__DATA SUPPLIED__.

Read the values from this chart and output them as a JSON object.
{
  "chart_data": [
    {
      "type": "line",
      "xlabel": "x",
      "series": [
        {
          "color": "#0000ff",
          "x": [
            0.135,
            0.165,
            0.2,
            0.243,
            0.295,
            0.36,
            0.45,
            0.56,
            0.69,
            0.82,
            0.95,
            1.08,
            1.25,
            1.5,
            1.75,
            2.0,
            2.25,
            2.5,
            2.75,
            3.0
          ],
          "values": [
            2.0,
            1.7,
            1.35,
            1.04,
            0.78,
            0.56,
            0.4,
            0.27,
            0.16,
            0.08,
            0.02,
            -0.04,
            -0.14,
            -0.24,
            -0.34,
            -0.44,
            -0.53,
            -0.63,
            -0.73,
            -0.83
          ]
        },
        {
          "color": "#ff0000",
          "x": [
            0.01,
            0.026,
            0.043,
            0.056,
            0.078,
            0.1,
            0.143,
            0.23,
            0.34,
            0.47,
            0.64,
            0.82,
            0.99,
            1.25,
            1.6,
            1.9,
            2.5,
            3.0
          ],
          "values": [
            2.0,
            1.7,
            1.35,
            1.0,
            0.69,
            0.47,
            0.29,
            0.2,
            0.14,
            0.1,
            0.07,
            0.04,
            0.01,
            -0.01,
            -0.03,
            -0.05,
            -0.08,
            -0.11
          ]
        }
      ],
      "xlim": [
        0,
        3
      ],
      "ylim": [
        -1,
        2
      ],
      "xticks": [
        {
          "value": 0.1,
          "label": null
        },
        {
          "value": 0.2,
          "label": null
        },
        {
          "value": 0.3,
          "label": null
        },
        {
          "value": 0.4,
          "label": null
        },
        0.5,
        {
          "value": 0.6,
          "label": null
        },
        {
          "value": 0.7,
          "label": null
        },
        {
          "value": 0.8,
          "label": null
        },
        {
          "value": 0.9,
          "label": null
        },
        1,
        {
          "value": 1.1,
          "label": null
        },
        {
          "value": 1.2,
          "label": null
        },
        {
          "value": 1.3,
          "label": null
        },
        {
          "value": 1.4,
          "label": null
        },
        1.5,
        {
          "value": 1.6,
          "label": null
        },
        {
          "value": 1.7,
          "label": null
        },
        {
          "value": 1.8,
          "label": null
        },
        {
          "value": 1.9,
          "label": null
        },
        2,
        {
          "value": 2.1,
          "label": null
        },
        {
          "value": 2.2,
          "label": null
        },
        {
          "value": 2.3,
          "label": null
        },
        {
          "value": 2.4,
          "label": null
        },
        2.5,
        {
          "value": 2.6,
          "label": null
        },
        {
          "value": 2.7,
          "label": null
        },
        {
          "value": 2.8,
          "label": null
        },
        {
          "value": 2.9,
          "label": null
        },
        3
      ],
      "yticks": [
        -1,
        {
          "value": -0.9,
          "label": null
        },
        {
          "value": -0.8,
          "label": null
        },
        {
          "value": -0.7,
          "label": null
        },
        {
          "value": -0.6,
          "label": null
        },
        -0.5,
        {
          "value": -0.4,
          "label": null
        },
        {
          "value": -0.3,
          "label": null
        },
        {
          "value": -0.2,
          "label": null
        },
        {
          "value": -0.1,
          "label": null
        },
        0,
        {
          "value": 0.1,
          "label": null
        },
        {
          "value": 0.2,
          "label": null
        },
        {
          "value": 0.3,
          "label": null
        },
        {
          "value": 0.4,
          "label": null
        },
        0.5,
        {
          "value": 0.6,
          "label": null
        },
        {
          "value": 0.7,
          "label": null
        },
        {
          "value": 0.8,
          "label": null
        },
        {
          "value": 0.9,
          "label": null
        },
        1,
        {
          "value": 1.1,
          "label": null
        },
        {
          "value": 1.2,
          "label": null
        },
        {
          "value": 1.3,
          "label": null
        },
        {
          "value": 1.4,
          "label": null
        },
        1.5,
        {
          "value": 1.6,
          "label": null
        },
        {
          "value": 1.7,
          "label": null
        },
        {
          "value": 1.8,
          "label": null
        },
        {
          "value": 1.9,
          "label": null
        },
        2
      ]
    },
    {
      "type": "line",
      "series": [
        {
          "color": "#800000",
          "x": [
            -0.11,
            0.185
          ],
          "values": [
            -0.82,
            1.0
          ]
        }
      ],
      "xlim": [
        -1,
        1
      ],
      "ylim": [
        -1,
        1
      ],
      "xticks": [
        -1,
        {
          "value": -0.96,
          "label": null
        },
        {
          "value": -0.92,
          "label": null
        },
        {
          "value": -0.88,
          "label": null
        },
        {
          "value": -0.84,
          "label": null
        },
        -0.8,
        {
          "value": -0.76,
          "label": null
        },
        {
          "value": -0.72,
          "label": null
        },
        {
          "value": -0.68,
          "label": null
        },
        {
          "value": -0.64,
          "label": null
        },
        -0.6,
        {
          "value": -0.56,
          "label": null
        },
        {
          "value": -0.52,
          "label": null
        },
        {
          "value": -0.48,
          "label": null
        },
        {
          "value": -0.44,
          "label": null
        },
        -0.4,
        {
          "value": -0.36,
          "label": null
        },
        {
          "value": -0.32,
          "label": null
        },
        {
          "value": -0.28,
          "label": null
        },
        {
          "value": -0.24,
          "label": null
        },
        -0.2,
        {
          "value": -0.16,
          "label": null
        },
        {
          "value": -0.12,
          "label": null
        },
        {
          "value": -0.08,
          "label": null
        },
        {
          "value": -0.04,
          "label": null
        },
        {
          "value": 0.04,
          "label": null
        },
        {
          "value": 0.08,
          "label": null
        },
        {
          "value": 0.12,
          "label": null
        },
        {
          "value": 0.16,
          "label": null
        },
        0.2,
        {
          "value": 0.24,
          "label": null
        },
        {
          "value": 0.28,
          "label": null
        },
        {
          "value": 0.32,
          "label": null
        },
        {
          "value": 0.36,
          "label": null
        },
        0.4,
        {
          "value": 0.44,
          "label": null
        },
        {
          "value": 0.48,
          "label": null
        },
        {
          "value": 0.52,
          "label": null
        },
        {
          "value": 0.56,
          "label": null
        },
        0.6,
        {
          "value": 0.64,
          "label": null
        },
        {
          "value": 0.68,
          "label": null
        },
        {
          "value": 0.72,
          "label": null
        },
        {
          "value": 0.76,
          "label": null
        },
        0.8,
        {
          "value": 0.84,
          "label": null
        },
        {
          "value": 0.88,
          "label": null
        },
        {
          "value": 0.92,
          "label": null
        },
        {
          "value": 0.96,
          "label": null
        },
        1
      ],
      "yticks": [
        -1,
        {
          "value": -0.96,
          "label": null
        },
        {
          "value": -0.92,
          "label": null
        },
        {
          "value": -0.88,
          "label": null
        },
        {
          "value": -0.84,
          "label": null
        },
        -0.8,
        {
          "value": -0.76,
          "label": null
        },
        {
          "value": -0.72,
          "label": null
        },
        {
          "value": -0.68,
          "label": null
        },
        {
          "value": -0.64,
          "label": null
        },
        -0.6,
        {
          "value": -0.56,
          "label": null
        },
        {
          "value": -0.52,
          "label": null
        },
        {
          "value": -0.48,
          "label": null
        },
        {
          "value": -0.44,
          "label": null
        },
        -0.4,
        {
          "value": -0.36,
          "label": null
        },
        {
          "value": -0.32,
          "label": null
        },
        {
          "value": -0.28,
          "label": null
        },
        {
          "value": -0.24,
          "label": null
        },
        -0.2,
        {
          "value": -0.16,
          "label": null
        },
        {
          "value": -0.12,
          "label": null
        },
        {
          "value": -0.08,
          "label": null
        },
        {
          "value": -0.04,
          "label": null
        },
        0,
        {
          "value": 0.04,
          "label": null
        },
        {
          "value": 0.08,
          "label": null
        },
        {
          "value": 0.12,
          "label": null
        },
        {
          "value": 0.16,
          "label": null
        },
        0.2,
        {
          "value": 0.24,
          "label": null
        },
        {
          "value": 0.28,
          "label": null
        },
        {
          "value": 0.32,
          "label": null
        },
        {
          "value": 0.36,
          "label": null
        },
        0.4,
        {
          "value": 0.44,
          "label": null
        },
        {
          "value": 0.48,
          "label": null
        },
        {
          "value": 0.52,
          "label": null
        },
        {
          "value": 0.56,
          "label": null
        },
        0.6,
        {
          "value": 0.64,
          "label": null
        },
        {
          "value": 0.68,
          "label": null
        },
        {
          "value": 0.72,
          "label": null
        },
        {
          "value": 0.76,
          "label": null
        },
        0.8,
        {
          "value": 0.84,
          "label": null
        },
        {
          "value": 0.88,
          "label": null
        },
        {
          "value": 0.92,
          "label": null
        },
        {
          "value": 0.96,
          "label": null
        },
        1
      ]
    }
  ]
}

__AIM__.
Collect the lines of the data that carry the word "color".

__TASK ANSWER__.
          "color": "#0000ff",
          "color": "#ff0000",
          "color": "#800000",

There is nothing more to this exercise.